Set task: Copy out all the lines exactly. Omit pictures.

Listed records:

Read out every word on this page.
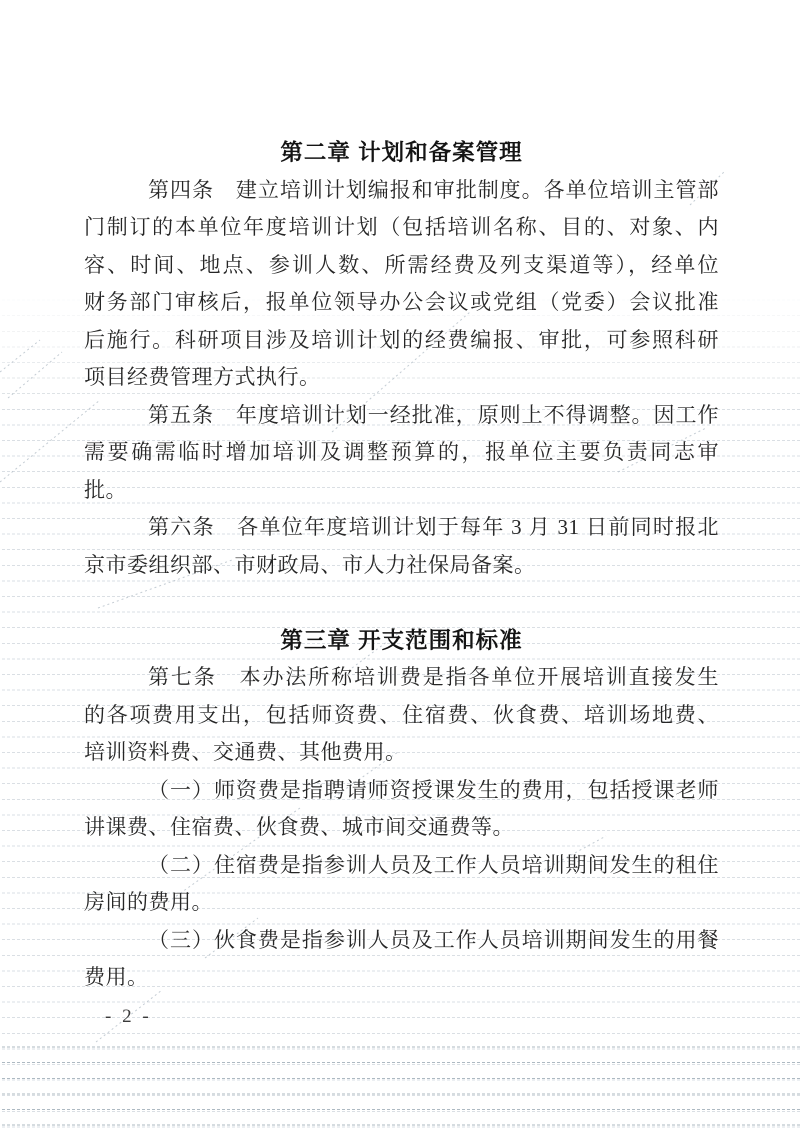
第二章 计划和备案管理
第四条　建立培训计划编报和审批制度。各单位培训主管部
门制订的本单位年度培训计划（包括培训名称、目的、对象、内
容、时间、地点、参训人数、所需经费及列支渠道等），经单位
财务部门审核后，报单位领导办公会议或党组（党委）会议批准
后施行。科研项目涉及培训计划的经费编报、审批，可参照科研
项目经费管理方式执行。
第五条　年度培训计划一经批准，原则上不得调整。因工作
需要确需临时增加培训及调整预算的，报单位主要负责同志审
批。
第六条　各单位年度培训计划于每年 3 月 31 日前同时报北
京市委组织部、市财政局、市人力社保局备案。
第三章 开支范围和标准
第七条　本办法所称培训费是指各单位开展培训直接发生
的各项费用支出，包括师资费、住宿费、伙食费、培训场地费、
培训资料费、交通费、其他费用。
（一）师资费是指聘请师资授课发生的费用，包括授课老师
讲课费、住宿费、伙食费、城市间交通费等。
（二）住宿费是指参训人员及工作人员培训期间发生的租住
房间的费用。
（三）伙食费是指参训人员及工作人员培训期间发生的用餐
费用。
- 2 -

Task result:
Read out every word on this page.
第二章 计划和备案管理
第四条　建立培训计划编报和审批制度。各单位培训主管部
门制订的本单位年度培训计划（包括培训名称、目的、对象、内
容、时间、地点、参训人数、所需经费及列支渠道等），经单位
财务部门审核后，报单位领导办公会议或党组（党委）会议批准
后施行。科研项目涉及培训计划的经费编报、审批，可参照科研
项目经费管理方式执行。
第五条　年度培训计划一经批准，原则上不得调整。因工作
需要确需临时增加培训及调整预算的，报单位主要负责同志审
批。
第六条　各单位年度培训计划于每年 3 月 31 日前同时报北
京市委组织部、市财政局、市人力社保局备案。
第三章 开支范围和标准
第七条　本办法所称培训费是指各单位开展培训直接发生
的各项费用支出，包括师资费、住宿费、伙食费、培训场地费、
培训资料费、交通费、其他费用。
（一）师资费是指聘请师资授课发生的费用，包括授课老师
讲课费、住宿费、伙食费、城市间交通费等。
（二）住宿费是指参训人员及工作人员培训期间发生的租住
房间的费用。
（三）伙食费是指参训人员及工作人员培训期间发生的用餐
费用。
- 2 -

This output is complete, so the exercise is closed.